'''
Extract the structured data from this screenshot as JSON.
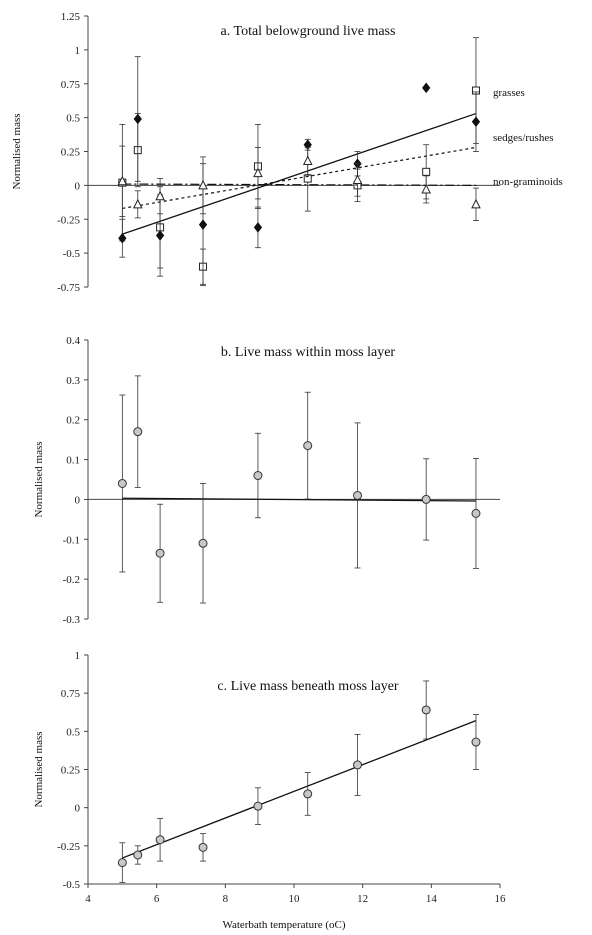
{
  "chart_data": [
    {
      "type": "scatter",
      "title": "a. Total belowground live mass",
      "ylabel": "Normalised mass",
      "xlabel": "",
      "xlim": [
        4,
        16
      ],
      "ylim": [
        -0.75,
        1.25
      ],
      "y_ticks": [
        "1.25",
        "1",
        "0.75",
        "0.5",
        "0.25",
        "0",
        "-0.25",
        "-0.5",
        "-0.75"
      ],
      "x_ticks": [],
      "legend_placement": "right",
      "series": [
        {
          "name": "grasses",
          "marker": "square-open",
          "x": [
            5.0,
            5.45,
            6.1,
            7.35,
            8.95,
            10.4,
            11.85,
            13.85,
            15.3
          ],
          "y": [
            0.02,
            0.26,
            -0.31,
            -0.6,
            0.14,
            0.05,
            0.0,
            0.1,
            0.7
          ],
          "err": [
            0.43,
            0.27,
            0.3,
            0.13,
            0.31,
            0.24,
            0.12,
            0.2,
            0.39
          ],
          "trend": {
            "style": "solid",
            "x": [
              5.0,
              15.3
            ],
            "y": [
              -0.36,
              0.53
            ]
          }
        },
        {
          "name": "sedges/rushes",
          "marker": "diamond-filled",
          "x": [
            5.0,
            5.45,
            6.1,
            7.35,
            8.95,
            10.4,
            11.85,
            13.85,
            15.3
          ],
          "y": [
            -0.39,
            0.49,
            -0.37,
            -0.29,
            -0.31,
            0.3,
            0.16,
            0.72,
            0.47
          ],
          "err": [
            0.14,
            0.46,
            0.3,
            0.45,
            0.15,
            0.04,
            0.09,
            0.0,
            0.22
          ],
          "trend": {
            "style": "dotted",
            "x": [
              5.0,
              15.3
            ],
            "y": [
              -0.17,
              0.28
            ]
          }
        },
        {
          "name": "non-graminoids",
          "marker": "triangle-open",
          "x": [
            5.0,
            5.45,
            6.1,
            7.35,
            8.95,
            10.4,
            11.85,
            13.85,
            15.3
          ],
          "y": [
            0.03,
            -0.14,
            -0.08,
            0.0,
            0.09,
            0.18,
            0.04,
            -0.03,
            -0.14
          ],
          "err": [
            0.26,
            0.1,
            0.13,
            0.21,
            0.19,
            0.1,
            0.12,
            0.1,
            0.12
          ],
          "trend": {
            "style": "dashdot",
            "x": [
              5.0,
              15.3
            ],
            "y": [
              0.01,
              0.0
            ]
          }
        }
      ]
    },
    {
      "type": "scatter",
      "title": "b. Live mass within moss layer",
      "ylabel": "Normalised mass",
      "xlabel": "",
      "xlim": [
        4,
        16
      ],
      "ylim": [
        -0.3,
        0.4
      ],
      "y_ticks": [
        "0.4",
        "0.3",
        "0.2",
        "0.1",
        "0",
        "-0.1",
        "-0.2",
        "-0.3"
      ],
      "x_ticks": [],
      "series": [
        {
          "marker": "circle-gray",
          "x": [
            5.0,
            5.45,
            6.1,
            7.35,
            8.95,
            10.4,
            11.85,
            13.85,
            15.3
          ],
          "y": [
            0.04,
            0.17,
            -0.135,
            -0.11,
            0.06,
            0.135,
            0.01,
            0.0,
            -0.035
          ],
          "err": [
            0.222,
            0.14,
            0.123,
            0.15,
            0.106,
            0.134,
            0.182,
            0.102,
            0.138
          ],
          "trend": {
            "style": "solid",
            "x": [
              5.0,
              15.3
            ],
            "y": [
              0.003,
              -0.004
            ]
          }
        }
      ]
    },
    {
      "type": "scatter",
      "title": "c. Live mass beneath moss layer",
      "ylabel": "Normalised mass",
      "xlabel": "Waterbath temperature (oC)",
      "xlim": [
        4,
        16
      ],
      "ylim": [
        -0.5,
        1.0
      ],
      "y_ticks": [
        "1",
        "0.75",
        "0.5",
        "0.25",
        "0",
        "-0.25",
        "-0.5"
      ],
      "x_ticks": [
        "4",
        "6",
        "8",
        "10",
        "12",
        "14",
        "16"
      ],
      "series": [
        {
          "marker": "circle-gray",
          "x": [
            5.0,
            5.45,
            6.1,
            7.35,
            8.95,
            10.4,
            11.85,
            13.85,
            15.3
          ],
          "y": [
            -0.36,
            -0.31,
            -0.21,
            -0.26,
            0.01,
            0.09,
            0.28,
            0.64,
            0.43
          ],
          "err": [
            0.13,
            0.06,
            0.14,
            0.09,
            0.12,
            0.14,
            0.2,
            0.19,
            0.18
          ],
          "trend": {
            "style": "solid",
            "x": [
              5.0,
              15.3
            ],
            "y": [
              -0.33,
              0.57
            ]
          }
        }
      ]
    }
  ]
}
'''
'''
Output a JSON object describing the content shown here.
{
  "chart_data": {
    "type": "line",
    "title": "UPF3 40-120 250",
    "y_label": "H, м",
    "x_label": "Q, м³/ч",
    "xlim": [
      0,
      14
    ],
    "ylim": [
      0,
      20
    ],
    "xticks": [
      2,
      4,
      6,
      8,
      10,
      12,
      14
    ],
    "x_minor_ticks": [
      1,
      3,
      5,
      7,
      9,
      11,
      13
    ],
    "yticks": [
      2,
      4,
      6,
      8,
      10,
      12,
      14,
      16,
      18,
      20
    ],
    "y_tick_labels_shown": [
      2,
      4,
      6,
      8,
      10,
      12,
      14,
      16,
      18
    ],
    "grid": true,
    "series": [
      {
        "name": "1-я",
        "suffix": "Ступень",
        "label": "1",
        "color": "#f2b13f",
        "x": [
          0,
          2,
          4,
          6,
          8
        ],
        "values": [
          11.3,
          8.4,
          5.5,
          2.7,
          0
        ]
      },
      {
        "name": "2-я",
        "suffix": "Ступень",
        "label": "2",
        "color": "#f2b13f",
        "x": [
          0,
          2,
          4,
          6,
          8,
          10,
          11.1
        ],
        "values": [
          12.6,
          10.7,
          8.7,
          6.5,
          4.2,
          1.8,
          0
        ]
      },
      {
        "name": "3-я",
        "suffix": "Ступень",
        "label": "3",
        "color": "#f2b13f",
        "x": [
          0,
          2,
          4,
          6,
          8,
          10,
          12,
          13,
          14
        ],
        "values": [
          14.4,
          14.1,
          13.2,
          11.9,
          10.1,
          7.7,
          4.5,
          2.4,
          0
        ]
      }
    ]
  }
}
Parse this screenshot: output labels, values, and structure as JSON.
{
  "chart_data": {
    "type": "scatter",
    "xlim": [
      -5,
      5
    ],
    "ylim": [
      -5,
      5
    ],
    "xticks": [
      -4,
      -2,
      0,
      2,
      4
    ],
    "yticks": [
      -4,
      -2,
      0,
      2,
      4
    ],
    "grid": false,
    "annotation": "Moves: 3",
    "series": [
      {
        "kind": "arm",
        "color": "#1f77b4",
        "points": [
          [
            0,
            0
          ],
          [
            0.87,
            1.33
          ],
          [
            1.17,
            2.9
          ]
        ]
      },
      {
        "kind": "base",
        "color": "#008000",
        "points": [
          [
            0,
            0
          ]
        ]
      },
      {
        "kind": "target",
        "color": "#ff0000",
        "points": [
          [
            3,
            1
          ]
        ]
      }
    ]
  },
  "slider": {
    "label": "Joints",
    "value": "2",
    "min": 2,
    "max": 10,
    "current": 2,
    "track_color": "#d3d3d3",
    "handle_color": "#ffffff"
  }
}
'''
'''
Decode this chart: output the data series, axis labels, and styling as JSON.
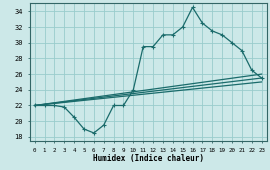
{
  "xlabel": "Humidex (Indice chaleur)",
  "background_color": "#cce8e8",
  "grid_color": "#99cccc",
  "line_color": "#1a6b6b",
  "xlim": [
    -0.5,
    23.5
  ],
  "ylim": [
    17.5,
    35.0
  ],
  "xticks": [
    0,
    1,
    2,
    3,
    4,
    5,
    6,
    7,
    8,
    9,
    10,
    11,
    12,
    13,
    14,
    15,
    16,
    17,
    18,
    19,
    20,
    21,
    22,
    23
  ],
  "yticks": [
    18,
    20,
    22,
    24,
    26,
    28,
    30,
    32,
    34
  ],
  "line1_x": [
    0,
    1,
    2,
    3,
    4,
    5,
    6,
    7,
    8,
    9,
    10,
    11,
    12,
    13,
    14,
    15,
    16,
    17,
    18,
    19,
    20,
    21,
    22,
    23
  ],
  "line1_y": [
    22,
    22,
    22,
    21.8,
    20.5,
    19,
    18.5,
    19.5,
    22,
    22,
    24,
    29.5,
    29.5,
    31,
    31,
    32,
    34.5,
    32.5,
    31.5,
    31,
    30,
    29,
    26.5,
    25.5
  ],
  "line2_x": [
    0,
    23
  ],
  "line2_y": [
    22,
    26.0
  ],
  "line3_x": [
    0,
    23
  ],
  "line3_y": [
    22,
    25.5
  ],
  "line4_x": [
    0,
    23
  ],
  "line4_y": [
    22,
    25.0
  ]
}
'''
Aim:
For each line of the entries that includes "this", show that line.

Written reply:
Extract the structured data from this screenshot as JSON.
Parse this screenshot: output labels, values, and structure as JSON.
Decode this chart: output the data series, axis labels, and styling as JSON.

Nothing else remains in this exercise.